* _TO DO_
Print the listing below exactly.

* _PROVIDED DATA_
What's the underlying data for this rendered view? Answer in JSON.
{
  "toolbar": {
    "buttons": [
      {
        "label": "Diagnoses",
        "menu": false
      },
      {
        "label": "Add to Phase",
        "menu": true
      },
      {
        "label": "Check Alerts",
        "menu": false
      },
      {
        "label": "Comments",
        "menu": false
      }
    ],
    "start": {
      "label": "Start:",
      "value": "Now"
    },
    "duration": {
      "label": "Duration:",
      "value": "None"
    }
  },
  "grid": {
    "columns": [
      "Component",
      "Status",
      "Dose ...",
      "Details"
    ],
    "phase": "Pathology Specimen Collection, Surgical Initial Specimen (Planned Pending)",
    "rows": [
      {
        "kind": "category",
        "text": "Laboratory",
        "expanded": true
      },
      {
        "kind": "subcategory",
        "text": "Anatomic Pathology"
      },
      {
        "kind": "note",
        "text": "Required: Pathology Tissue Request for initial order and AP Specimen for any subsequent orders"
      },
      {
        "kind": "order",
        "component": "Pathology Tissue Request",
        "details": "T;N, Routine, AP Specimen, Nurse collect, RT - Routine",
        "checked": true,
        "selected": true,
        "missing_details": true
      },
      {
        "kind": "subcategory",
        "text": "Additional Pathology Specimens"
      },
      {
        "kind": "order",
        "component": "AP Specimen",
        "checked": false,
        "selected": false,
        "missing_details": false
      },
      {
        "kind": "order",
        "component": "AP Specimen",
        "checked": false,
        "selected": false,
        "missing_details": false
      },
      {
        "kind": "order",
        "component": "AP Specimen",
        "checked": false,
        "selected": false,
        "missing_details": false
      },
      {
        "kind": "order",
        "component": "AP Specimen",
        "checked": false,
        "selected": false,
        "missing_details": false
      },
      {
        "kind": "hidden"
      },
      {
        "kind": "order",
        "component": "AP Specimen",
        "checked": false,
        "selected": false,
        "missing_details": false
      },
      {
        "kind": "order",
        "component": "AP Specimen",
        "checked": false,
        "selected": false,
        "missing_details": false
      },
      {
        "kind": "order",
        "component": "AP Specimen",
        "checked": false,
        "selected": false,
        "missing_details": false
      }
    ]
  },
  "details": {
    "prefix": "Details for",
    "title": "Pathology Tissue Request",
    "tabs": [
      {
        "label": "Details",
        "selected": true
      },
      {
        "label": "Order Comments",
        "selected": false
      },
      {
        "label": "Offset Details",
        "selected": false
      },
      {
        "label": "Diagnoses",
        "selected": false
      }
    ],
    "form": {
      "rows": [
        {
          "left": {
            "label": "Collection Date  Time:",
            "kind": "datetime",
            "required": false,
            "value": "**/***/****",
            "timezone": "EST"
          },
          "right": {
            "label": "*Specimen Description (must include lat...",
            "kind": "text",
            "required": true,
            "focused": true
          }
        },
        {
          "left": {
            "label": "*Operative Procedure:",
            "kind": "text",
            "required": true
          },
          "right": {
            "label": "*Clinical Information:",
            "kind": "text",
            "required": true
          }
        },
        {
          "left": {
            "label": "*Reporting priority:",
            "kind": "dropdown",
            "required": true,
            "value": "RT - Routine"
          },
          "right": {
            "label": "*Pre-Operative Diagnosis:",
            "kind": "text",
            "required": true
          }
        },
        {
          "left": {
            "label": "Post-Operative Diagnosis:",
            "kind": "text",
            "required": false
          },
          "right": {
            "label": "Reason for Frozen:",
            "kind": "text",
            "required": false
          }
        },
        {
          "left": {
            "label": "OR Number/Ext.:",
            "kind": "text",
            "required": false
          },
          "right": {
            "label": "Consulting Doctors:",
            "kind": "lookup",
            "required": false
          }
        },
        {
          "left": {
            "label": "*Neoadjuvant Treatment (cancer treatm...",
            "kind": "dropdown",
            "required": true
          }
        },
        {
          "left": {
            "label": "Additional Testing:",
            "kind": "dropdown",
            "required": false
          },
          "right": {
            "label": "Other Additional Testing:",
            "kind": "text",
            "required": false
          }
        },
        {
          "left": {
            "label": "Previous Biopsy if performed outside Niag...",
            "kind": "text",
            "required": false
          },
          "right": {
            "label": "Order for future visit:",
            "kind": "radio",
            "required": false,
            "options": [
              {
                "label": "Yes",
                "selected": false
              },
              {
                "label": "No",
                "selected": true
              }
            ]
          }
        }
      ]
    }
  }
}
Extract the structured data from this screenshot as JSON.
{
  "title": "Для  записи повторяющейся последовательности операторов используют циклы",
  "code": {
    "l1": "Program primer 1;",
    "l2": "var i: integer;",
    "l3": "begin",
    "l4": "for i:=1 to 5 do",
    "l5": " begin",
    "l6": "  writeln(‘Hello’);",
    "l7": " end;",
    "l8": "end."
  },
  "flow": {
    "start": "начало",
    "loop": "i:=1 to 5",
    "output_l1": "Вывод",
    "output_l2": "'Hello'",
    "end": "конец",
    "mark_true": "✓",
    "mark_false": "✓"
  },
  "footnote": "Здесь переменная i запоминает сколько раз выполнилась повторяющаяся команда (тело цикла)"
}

* _CORRECT ANSWER_
What's the underlying data for this rendered view? Answer in JSON.
{
  "toolbar": {
    "buttons": [
      {
        "label": "Diagnoses",
        "menu": false
      },
      {
        "label": "Add to Phase",
        "menu": true
      },
      {
        "label": "Check Alerts",
        "menu": false
      },
      {
        "label": "Comments",
        "menu": false
      }
    ],
    "start": {
      "label": "Start:",
      "value": "Now"
    },
    "duration": {
      "label": "Duration:",
      "value": "None"
    }
  },
  "grid": {
    "columns": [
      "Component",
      "Status",
      "Dose ...",
      "Details"
    ],
    "phase": "Pathology Specimen Collection, Surgical Initial Specimen (Planned Pending)",
    "rows": [
      {
        "kind": "category",
        "text": "Laboratory",
        "expanded": true
      },
      {
        "kind": "subcategory",
        "text": "Anatomic Pathology"
      },
      {
        "kind": "note",
        "text": "Required: Pathology Tissue Request for initial order and AP Specimen for any subsequent orders"
      },
      {
        "kind": "order",
        "component": "Pathology Tissue Request",
        "details": "T;N, Routine, AP Specimen, Nurse collect, RT - Routine",
        "checked": true,
        "selected": true,
        "missing_details": true
      },
      {
        "kind": "subcategory",
        "text": "Additional Pathology Specimens"
      },
      {
        "kind": "order",
        "component": "AP Specimen",
        "checked": false,
        "selected": false,
        "missing_details": false
      },
      {
        "kind": "order",
        "component": "AP Specimen",
        "checked": false,
        "selected": false,
        "missing_details": false
      },
      {
        "kind": "order",
        "component": "AP Specimen",
        "checked": false,
        "selected": false,
        "missing_details": false
      },
      {
        "kind": "order",
        "component": "AP Specimen",
        "checked": false,
        "selected": false,
        "missing_details": false
      },
      {
        "kind": "hidden"
      },
      {
        "kind": "order",
        "component": "AP Specimen",
        "checked": false,
        "selected": false,
        "missing_details": false
      },
      {
        "kind": "order",
        "component": "AP Specimen",
        "checked": false,
        "selected": false,
        "missing_details": false
      },
      {
        "kind": "order",
        "component": "AP Specimen",
        "checked": false,
        "selected": false,
        "missing_details": false
      }
    ]
  },
  "details": {
    "prefix": "Details for",
    "title": "Pathology Tissue Request",
    "tabs": [
      {
        "label": "Details",
        "selected": true
      },
      {
        "label": "Order Comments",
        "selected": false
      },
      {
        "label": "Offset Details",
        "selected": false
      },
      {
        "label": "Diagnoses",
        "selected": false
      }
    ],
    "form": {
      "rows": [
        {
          "left": {
            "label": "Collection Date  Time:",
            "kind": "datetime",
            "required": false,
            "value": "**/***/****",
            "timezone": "EST"
          },
          "right": {
            "label": "*Specimen Description (must include lat...",
            "kind": "text",
            "required": true,
            "focused": true
          }
        },
        {
          "left": {
            "label": "*Operative Procedure:",
            "kind": "text",
            "required": true
          },
          "right": {
            "label": "*Clinical Information:",
            "kind": "text",
            "required": true
          }
        },
        {
          "left": {
            "label": "*Reporting priority:",
            "kind": "dropdown",
            "required": true,
            "value": "RT - Routine"
          },
          "right": {
            "label": "*Pre-Operative Diagnosis:",
            "kind": "text",
            "required": true
          }
        },
        {
          "left": {
            "label": "Post-Operative Diagnosis:",
            "kind": "text",
            "required": false
          },
          "right": {
            "label": "Reason for Frozen:",
            "kind": "text",
            "required": false
          }
        },
        {
          "left": {
            "label": "OR Number/Ext.:",
            "kind": "text",
            "required": false
          },
          "right": {
            "label": "Consulting Doctors:",
            "kind": "lookup",
            "required": false
          }
        },
        {
          "left": {
            "label": "*Neoadjuvant Treatment (cancer treatm...",
            "kind": "dropdown",
            "required": true
          }
        },
        {
          "left": {
            "label": "Additional Testing:",
            "kind": "dropdown",
            "required": false
          },
          "right": {
            "label": "Other Additional Testing:",
            "kind": "text",
            "required": false
          }
        },
        {
          "left": {
            "label": "Previous Biopsy if performed outside Niag...",
            "kind": "text",
            "required": false
          },
          "right": {
            "label": "Order for future visit:",
            "kind": "radio",
            "required": false,
            "options": [
              {
                "label": "Yes",
                "selected": false
              },
              {
                "label": "No",
                "selected": true
              }
            ]
          }
        }
      ]
    }
  }
}
Extract the structured data from this screenshot as JSON.
{
  "title": "Для  записи повторяющейся последовательности операторов используют циклы",
  "code": {
    "l1": "Program primer 1;",
    "l2": "var i: integer;",
    "l3": "begin",
    "l4": "for i:=1 to 5 do",
    "l5": " begin",
    "l6": "  writeln(‘Hello’);",
    "l7": " end;",
    "l8": "end."
  },
  "flow": {
    "start": "начало",
    "loop": "i:=1 to 5",
    "output_l1": "Вывод",
    "output_l2": "'Hello'",
    "end": "конец",
    "mark_true": "✓",
    "mark_false": "✓"
  },
  "footnote": "Здесь переменная i запоминает сколько раз выполнилась повторяющаяся команда (тело цикла)"
}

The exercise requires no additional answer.